**Problem to work on**
Read the records below. Copy each line where the string "participate" occurs.

**Material for the task**
-=-=-

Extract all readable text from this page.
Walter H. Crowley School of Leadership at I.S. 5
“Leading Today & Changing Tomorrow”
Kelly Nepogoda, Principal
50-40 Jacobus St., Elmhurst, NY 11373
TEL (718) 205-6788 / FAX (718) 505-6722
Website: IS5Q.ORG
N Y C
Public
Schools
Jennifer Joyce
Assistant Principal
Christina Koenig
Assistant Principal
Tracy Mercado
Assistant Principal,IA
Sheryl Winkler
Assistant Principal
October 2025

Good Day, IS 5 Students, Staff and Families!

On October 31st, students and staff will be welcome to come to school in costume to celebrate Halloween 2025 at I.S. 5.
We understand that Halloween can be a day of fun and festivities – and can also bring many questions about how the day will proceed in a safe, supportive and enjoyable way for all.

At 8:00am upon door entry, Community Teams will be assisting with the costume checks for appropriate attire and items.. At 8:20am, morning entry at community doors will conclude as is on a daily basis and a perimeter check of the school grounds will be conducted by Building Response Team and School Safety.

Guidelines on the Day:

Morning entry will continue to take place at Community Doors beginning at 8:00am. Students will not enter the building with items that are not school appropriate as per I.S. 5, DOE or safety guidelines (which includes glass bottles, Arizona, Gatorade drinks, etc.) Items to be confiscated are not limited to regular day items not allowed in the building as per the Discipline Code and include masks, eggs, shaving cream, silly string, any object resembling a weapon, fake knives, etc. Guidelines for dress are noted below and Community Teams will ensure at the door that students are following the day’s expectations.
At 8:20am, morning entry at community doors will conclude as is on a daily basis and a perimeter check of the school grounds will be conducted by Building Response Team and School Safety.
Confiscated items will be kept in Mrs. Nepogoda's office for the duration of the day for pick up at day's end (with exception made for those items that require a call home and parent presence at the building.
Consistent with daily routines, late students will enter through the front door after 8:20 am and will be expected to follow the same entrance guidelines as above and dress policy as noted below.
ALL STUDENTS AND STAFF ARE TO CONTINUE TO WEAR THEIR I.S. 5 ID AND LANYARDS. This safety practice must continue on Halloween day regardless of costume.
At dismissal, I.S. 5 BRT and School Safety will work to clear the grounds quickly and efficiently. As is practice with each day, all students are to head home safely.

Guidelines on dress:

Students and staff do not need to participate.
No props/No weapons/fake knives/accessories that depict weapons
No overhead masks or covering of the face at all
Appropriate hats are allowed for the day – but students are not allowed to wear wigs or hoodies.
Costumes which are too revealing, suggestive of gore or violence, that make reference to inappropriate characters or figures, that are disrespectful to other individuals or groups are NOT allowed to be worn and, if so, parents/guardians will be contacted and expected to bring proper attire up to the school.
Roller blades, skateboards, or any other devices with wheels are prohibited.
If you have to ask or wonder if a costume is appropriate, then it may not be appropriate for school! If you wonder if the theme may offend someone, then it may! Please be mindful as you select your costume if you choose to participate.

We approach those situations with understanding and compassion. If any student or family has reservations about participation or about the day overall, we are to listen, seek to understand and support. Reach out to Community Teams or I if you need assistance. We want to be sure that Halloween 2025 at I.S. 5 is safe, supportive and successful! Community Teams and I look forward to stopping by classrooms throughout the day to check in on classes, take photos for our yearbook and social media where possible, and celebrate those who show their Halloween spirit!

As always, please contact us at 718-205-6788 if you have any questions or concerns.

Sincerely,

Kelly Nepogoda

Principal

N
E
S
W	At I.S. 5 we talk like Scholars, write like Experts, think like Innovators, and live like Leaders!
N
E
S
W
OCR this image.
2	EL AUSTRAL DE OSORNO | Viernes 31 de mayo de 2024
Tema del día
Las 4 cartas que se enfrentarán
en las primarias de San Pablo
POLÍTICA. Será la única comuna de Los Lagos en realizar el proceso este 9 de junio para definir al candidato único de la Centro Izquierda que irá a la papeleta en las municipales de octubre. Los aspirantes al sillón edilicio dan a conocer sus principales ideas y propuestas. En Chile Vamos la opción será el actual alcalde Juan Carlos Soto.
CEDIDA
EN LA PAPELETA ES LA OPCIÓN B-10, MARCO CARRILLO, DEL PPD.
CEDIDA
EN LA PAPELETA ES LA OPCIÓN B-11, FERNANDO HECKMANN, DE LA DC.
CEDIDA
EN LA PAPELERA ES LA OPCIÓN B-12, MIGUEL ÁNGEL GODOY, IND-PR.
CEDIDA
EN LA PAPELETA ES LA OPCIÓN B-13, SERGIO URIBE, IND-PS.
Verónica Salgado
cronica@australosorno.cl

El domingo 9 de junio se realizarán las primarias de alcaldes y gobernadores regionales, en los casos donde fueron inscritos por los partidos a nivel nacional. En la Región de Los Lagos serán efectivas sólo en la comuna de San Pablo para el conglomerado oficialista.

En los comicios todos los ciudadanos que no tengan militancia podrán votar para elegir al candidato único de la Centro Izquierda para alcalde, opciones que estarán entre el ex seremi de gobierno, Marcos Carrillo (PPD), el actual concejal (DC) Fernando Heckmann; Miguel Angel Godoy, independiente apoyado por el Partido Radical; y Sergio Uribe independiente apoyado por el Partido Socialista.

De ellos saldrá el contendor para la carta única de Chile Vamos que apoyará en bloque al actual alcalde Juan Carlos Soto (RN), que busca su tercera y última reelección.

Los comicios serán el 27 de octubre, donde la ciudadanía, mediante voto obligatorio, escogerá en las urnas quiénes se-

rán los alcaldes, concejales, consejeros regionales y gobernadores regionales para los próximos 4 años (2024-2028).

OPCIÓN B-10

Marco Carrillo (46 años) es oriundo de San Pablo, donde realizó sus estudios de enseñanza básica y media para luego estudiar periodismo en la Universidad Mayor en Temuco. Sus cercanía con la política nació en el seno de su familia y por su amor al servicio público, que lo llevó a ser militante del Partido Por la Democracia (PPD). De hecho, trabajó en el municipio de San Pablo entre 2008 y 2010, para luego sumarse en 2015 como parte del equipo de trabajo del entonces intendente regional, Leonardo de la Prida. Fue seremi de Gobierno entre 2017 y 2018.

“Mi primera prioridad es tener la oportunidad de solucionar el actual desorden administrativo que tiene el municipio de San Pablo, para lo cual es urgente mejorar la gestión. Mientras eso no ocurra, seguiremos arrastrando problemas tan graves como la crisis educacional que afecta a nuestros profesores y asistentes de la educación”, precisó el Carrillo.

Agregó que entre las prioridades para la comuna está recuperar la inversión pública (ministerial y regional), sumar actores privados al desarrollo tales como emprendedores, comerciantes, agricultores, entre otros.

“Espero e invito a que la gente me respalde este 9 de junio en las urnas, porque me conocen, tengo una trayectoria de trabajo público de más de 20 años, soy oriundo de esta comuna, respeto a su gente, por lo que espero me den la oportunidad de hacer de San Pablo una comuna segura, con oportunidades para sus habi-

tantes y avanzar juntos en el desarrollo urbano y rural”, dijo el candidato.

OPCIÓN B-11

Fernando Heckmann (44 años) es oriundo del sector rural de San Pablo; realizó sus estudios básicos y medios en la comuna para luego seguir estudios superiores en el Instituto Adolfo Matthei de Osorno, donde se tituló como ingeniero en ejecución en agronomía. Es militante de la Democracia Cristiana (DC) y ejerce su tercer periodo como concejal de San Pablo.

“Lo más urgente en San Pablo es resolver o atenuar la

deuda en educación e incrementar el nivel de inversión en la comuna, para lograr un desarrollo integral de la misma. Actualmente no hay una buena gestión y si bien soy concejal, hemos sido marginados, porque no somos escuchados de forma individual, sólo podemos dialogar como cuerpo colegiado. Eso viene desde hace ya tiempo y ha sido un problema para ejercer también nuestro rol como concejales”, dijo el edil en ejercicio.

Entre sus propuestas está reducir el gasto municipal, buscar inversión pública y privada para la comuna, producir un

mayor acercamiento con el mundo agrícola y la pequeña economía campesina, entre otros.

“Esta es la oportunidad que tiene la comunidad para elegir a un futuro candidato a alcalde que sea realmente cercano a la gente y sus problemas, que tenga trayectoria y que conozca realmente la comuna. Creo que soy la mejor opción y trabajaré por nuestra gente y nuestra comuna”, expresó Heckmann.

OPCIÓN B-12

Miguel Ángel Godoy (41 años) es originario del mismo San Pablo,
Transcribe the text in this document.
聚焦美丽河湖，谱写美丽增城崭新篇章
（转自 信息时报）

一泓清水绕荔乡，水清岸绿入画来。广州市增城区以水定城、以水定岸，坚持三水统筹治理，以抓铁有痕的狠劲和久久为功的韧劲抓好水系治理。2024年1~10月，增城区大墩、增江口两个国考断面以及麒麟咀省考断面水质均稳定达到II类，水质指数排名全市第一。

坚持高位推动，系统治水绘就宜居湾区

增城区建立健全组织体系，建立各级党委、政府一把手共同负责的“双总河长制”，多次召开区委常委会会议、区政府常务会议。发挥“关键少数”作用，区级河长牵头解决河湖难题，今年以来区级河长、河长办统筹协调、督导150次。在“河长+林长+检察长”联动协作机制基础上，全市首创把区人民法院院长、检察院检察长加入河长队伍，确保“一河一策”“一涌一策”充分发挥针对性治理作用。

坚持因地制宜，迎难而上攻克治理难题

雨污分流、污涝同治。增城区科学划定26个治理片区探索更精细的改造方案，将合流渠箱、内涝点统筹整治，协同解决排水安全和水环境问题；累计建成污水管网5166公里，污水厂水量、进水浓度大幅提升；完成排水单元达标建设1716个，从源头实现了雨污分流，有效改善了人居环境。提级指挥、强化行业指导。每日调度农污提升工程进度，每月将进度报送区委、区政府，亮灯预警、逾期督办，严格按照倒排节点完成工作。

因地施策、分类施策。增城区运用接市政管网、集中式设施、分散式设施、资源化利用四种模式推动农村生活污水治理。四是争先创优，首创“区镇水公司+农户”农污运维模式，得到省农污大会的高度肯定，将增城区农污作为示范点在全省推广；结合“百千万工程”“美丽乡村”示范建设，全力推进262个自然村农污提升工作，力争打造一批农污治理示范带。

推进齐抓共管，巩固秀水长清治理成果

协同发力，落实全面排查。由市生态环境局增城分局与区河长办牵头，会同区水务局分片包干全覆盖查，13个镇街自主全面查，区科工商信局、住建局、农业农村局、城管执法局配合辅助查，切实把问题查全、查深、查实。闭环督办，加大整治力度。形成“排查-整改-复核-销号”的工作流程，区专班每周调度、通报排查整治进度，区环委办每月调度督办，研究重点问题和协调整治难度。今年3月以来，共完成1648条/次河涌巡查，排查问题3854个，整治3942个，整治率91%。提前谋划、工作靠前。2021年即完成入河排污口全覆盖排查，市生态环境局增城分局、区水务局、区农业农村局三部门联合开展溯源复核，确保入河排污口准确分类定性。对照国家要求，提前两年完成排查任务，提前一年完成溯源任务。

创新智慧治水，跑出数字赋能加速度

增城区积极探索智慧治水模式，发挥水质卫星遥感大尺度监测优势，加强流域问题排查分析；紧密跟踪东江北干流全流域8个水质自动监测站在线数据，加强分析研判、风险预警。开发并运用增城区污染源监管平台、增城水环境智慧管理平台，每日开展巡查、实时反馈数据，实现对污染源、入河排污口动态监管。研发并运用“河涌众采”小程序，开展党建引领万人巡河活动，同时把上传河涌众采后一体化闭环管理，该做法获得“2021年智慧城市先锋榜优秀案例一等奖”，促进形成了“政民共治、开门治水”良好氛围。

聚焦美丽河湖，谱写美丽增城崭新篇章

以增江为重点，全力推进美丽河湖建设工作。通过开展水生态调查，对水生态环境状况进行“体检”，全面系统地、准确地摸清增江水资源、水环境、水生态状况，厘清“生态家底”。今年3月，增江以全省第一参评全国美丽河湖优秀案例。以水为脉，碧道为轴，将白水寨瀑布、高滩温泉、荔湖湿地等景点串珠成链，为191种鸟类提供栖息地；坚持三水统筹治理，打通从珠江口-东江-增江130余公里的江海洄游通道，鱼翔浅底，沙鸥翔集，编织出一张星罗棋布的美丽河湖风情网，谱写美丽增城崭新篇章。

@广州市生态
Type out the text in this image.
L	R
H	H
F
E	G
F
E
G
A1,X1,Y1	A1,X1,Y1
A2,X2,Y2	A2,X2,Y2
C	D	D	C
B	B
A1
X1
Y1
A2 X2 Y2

-=-=-

**Worked answer**
Students and staff do not need to participate.
If you have to ask or wonder if a costume is appropriate, then it may not be appropriate for school! If you wonder if the theme may offend someone, then it may! Please be mindful as you select your costume if you choose to participate.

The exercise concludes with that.